- **Raw data**:
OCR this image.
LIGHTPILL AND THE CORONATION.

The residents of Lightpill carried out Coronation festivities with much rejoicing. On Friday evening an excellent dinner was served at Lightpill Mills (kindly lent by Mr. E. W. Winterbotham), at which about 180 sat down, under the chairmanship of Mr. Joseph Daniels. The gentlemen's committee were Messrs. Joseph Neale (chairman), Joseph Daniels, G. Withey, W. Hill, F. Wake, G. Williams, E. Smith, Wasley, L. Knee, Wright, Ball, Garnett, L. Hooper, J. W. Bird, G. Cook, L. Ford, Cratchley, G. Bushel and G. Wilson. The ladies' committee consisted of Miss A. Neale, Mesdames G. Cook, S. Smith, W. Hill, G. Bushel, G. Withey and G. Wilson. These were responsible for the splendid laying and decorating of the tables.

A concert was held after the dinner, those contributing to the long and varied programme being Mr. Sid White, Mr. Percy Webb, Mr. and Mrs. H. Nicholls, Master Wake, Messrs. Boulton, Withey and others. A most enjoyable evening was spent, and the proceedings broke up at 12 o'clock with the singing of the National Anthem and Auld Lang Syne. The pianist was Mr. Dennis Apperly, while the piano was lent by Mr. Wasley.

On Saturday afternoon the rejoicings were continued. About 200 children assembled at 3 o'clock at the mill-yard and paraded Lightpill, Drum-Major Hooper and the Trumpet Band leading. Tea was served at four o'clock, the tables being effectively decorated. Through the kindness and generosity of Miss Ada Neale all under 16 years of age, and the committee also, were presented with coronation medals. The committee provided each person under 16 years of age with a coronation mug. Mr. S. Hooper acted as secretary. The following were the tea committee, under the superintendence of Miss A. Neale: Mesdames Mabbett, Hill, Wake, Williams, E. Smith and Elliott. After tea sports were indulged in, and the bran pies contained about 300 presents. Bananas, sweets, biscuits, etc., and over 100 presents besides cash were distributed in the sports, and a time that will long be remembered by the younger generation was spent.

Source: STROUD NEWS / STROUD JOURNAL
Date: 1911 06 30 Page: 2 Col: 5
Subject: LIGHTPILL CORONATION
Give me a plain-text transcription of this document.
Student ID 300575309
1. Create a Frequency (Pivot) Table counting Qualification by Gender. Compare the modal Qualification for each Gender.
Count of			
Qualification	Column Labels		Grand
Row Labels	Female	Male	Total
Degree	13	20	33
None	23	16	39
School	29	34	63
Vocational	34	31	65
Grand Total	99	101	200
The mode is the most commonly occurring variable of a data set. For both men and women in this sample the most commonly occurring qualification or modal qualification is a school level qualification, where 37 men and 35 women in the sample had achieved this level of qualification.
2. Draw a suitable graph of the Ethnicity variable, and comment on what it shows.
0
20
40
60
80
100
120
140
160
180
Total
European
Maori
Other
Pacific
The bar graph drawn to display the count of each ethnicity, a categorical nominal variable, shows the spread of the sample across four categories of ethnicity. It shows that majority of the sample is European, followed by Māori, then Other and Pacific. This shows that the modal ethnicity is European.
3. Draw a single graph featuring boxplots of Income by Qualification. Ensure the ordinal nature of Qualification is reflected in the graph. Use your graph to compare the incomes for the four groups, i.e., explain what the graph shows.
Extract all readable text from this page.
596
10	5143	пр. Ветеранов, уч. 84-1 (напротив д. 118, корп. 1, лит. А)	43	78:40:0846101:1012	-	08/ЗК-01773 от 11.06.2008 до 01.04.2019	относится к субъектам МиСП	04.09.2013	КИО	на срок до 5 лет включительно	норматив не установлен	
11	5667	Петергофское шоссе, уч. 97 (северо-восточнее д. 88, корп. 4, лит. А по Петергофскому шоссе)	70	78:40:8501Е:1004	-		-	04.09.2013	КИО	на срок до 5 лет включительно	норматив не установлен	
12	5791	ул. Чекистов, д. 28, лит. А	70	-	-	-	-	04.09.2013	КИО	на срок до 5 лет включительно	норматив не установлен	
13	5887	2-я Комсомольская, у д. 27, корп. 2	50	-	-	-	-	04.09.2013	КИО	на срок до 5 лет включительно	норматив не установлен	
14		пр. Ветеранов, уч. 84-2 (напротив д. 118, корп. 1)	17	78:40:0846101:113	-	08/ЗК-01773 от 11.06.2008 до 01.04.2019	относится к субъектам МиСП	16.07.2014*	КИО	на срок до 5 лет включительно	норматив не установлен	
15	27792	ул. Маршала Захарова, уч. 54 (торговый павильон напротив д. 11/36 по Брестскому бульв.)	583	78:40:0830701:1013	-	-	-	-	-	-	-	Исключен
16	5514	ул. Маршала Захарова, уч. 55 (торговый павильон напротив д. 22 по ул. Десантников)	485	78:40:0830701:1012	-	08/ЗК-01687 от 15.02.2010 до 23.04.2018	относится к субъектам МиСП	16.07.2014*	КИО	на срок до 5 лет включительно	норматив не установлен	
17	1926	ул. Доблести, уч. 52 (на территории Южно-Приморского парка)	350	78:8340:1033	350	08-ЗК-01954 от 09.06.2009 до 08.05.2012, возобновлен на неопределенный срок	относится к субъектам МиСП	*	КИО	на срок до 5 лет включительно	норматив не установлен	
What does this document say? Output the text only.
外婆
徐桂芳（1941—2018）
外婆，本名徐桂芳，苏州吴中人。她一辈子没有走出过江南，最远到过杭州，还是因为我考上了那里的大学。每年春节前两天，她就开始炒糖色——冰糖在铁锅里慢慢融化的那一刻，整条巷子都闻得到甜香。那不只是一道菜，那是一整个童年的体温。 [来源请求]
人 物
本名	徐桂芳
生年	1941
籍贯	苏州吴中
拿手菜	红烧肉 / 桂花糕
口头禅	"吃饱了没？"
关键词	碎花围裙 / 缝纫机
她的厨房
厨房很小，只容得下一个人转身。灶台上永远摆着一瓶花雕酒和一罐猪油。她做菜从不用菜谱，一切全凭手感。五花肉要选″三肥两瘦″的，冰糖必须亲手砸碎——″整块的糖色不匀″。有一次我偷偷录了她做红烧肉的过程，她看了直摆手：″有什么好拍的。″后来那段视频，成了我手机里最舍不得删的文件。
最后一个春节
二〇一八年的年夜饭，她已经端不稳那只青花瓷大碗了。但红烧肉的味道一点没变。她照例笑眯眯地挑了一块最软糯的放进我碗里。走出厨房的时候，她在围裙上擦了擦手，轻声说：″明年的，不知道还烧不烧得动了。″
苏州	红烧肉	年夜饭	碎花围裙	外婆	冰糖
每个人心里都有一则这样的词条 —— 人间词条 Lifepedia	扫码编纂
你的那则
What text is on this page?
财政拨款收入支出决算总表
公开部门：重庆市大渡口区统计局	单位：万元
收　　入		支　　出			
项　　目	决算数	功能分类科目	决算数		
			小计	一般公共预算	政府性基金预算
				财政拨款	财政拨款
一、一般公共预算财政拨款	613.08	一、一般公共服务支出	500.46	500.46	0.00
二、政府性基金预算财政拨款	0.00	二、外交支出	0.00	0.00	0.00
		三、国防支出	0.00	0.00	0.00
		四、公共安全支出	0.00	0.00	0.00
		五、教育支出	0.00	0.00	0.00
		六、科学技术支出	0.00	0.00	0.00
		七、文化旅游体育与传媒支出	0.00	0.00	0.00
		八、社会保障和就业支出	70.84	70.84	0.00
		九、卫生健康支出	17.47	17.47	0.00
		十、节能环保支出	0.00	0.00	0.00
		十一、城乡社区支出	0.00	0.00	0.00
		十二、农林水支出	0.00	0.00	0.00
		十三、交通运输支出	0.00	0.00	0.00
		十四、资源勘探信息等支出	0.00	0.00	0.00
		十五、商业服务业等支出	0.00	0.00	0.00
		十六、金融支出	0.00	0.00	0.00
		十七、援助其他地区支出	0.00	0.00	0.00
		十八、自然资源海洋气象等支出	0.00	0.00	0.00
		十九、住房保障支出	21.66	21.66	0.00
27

- **Work instructions**:
Write the complete data out, exactly as above.

- **Full answer**:
OCR this image.
LIGHTPILL AND THE CORONATION.

The residents of Lightpill carried out Coronation festivities with much rejoicing. On Friday evening an excellent dinner was served at Lightpill Mills (kindly lent by Mr. E. W. Winterbotham), at which about 180 sat down, under the chairmanship of Mr. Joseph Daniels. The gentlemen's committee were Messrs. Joseph Neale (chairman), Joseph Daniels, G. Withey, W. Hill, F. Wake, G. Williams, E. Smith, Wasley, L. Knee, Wright, Ball, Garnett, L. Hooper, J. W. Bird, G. Cook, L. Ford, Cratchley, G. Bushel and G. Wilson. The ladies' committee consisted of Miss A. Neale, Mesdames G. Cook, S. Smith, W. Hill, G. Bushel, G. Withey and G. Wilson. These were responsible for the splendid laying and decorating of the tables.

A concert was held after the dinner, those contributing to the long and varied programme being Mr. Sid White, Mr. Percy Webb, Mr. and Mrs. H. Nicholls, Master Wake, Messrs. Boulton, Withey and others. A most enjoyable evening was spent, and the proceedings broke up at 12 o'clock with the singing of the National Anthem and Auld Lang Syne. The pianist was Mr. Dennis Apperly, while the piano was lent by Mr. Wasley.

On Saturday afternoon the rejoicings were continued. About 200 children assembled at 3 o'clock at the mill-yard and paraded Lightpill, Drum-Major Hooper and the Trumpet Band leading. Tea was served at four o'clock, the tables being effectively decorated. Through the kindness and generosity of Miss Ada Neale all under 16 years of age, and the committee also, were presented with coronation medals. The committee provided each person under 16 years of age with a coronation mug. Mr. S. Hooper acted as secretary. The following were the tea committee, under the superintendence of Miss A. Neale: Mesdames Mabbett, Hill, Wake, Williams, E. Smith and Elliott. After tea sports were indulged in, and the bran pies contained about 300 presents. Bananas, sweets, biscuits, etc., and over 100 presents besides cash were distributed in the sports, and a time that will long be remembered by the younger generation was spent.

Source: STROUD NEWS / STROUD JOURNAL
Date: 1911 06 30 Page: 2 Col: 5
Subject: LIGHTPILL CORONATION
Give me a plain-text transcription of this document.
Student ID 300575309
1. Create a Frequency (Pivot) Table counting Qualification by Gender. Compare the modal Qualification for each Gender.
Count of			
Qualification	Column Labels		Grand
Row Labels	Female	Male	Total
Degree	13	20	33
None	23	16	39
School	29	34	63
Vocational	34	31	65
Grand Total	99	101	200
The mode is the most commonly occurring variable of a data set. For both men and women in this sample the most commonly occurring qualification or modal qualification is a school level qualification, where 37 men and 35 women in the sample had achieved this level of qualification.
2. Draw a suitable graph of the Ethnicity variable, and comment on what it shows.
0
20
40
60
80
100
120
140
160
180
Total
European
Maori
Other
Pacific
The bar graph drawn to display the count of each ethnicity, a categorical nominal variable, shows the spread of the sample across four categories of ethnicity. It shows that majority of the sample is European, followed by Māori, then Other and Pacific. This shows that the modal ethnicity is European.
3. Draw a single graph featuring boxplots of Income by Qualification. Ensure the ordinal nature of Qualification is reflected in the graph. Use your graph to compare the incomes for the four groups, i.e., explain what the graph shows.
Extract all readable text from this page.
596
10	5143	пр. Ветеранов, уч. 84-1 (напротив д. 118, корп. 1, лит. А)	43	78:40:0846101:1012	-	08/ЗК-01773 от 11.06.2008 до 01.04.2019	относится к субъектам МиСП	04.09.2013	КИО	на срок до 5 лет включительно	норматив не установлен	
11	5667	Петергофское шоссе, уч. 97 (северо-восточнее д. 88, корп. 4, лит. А по Петергофскому шоссе)	70	78:40:8501Е:1004	-		-	04.09.2013	КИО	на срок до 5 лет включительно	норматив не установлен	
12	5791	ул. Чекистов, д. 28, лит. А	70	-	-	-	-	04.09.2013	КИО	на срок до 5 лет включительно	норматив не установлен	
13	5887	2-я Комсомольская, у д. 27, корп. 2	50	-	-	-	-	04.09.2013	КИО	на срок до 5 лет включительно	норматив не установлен	
14		пр. Ветеранов, уч. 84-2 (напротив д. 118, корп. 1)	17	78:40:0846101:113	-	08/ЗК-01773 от 11.06.2008 до 01.04.2019	относится к субъектам МиСП	16.07.2014*	КИО	на срок до 5 лет включительно	норматив не установлен	
15	27792	ул. Маршала Захарова, уч. 54 (торговый павильон напротив д. 11/36 по Брестскому бульв.)	583	78:40:0830701:1013	-	-	-	-	-	-	-	Исключен
16	5514	ул. Маршала Захарова, уч. 55 (торговый павильон напротив д. 22 по ул. Десантников)	485	78:40:0830701:1012	-	08/ЗК-01687 от 15.02.2010 до 23.04.2018	относится к субъектам МиСП	16.07.2014*	КИО	на срок до 5 лет включительно	норматив не установлен	
17	1926	ул. Доблести, уч. 52 (на территории Южно-Приморского парка)	350	78:8340:1033	350	08-ЗК-01954 от 09.06.2009 до 08.05.2012, возобновлен на неопределенный срок	относится к субъектам МиСП	*	КИО	на срок до 5 лет включительно	норматив не установлен	
What does this document say? Output the text only.
外婆
徐桂芳（1941—2018）
外婆，本名徐桂芳，苏州吴中人。她一辈子没有走出过江南，最远到过杭州，还是因为我考上了那里的大学。每年春节前两天，她就开始炒糖色——冰糖在铁锅里慢慢融化的那一刻，整条巷子都闻得到甜香。那不只是一道菜，那是一整个童年的体温。 [来源请求]
人 物
本名	徐桂芳
生年	1941
籍贯	苏州吴中
拿手菜	红烧肉 / 桂花糕
口头禅	"吃饱了没？"
关键词	碎花围裙 / 缝纫机
她的厨房
厨房很小，只容得下一个人转身。灶台上永远摆着一瓶花雕酒和一罐猪油。她做菜从不用菜谱，一切全凭手感。五花肉要选″三肥两瘦″的，冰糖必须亲手砸碎——″整块的糖色不匀″。有一次我偷偷录了她做红烧肉的过程，她看了直摆手：″有什么好拍的。″后来那段视频，成了我手机里最舍不得删的文件。
最后一个春节
二〇一八年的年夜饭，她已经端不稳那只青花瓷大碗了。但红烧肉的味道一点没变。她照例笑眯眯地挑了一块最软糯的放进我碗里。走出厨房的时候，她在围裙上擦了擦手，轻声说：″明年的，不知道还烧不烧得动了。″
苏州	红烧肉	年夜饭	碎花围裙	外婆	冰糖
每个人心里都有一则这样的词条 —— 人间词条 Lifepedia	扫码编纂
你的那则
What text is on this page?
财政拨款收入支出决算总表
公开部门：重庆市大渡口区统计局	单位：万元
收　　入		支　　出			
项　　目	决算数	功能分类科目	决算数		
			小计	一般公共预算	政府性基金预算
				财政拨款	财政拨款
一、一般公共预算财政拨款	613.08	一、一般公共服务支出	500.46	500.46	0.00
二、政府性基金预算财政拨款	0.00	二、外交支出	0.00	0.00	0.00
		三、国防支出	0.00	0.00	0.00
		四、公共安全支出	0.00	0.00	0.00
		五、教育支出	0.00	0.00	0.00
		六、科学技术支出	0.00	0.00	0.00
		七、文化旅游体育与传媒支出	0.00	0.00	0.00
		八、社会保障和就业支出	70.84	70.84	0.00
		九、卫生健康支出	17.47	17.47	0.00
		十、节能环保支出	0.00	0.00	0.00
		十一、城乡社区支出	0.00	0.00	0.00
		十二、农林水支出	0.00	0.00	0.00
		十三、交通运输支出	0.00	0.00	0.00
		十四、资源勘探信息等支出	0.00	0.00	0.00
		十五、商业服务业等支出	0.00	0.00	0.00
		十六、金融支出	0.00	0.00	0.00
		十七、援助其他地区支出	0.00	0.00	0.00
		十八、自然资源海洋气象等支出	0.00	0.00	0.00
		十九、住房保障支出	21.66	21.66	0.00
27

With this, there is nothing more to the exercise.